REQUIRED WORK:
What do the lines say from the one containing "Read all visible content and emit it as JSON." to the end of the records? Restate them word for word, and only those.

>> Begin RECORDED INFORMATION

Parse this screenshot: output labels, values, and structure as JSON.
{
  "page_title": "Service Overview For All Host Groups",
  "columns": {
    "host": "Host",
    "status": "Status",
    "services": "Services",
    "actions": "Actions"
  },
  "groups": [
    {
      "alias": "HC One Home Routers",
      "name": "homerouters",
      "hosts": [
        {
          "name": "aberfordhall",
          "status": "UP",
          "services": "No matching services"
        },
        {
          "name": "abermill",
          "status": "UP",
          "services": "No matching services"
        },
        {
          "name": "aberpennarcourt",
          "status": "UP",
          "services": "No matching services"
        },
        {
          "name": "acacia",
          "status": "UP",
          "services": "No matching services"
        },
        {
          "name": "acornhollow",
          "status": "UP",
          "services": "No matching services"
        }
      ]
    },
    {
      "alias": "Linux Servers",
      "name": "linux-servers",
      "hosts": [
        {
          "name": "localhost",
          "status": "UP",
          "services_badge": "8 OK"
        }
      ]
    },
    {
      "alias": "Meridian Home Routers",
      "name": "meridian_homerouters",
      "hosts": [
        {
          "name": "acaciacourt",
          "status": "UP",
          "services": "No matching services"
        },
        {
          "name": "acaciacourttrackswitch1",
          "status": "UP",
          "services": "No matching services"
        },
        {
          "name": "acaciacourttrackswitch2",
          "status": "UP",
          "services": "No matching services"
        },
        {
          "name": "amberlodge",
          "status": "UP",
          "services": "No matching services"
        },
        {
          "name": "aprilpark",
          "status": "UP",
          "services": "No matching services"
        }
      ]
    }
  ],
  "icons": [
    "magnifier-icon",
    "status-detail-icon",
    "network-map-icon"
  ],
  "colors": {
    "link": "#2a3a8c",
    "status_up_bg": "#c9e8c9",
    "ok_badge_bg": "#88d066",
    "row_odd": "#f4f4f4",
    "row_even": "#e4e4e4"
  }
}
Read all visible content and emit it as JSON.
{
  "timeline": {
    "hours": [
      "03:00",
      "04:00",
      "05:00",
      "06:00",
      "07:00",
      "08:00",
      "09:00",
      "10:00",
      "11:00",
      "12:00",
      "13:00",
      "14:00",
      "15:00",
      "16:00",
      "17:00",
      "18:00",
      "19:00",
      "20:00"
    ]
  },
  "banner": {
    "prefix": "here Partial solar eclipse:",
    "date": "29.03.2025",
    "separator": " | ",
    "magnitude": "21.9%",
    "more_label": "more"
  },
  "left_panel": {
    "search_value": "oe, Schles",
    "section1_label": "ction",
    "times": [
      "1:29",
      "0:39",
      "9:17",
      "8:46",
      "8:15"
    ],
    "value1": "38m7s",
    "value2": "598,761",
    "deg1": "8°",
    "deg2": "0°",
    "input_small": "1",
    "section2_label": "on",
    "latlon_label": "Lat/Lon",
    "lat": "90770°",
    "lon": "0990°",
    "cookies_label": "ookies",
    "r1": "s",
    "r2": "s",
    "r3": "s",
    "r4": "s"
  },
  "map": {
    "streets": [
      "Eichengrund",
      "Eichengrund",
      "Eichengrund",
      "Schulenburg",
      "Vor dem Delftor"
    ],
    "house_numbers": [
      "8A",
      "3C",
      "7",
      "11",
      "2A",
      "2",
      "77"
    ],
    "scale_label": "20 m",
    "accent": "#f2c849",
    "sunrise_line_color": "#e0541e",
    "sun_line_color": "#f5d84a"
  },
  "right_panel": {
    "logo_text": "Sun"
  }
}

>> End RECORDED INFORMATION

OUTPUT OF THE EXERCISE:
Read all visible content and emit it as JSON.
{
  "timeline": {
    "hours": [
      "03:00",
      "04:00",
      "05:00",
      "06:00",
      "07:00",
      "08:00",
      "09:00",
      "10:00",
      "11:00",
      "12:00",
      "13:00",
      "14:00",
      "15:00",
      "16:00",
      "17:00",
      "18:00",
      "19:00",
      "20:00"
    ]
  },
  "banner": {
    "prefix": "here Partial solar eclipse:",
    "date": "29.03.2025",
    "separator": " | ",
    "magnitude": "21.9%",
    "more_label": "more"
  },
  "left_panel": {
    "search_value": "oe, Schles",
    "section1_label": "ction",
    "times": [
      "1:29",
      "0:39",
      "9:17",
      "8:46",
      "8:15"
    ],
    "value1": "38m7s",
    "value2": "598,761",
    "deg1": "8°",
    "deg2": "0°",
    "input_small": "1",
    "section2_label": "on",
    "latlon_label": "Lat/Lon",
    "lat": "90770°",
    "lon": "0990°",
    "cookies_label": "ookies",
    "r1": "s",
    "r2": "s",
    "r3": "s",
    "r4": "s"
  },
  "map": {
    "streets": [
      "Eichengrund",
      "Eichengrund",
      "Eichengrund",
      "Schulenburg",
      "Vor dem Delftor"
    ],
    "house_numbers": [
      "8A",
      "3C",
      "7",
      "11",
      "2A",
      "2",
      "77"
    ],
    "scale_label": "20 m",
    "accent": "#f2c849",
    "sunrise_line_color": "#e0541e",
    "sun_line_color": "#f5d84a"
  },
  "right_panel": {
    "logo_text": "Sun"
  }
}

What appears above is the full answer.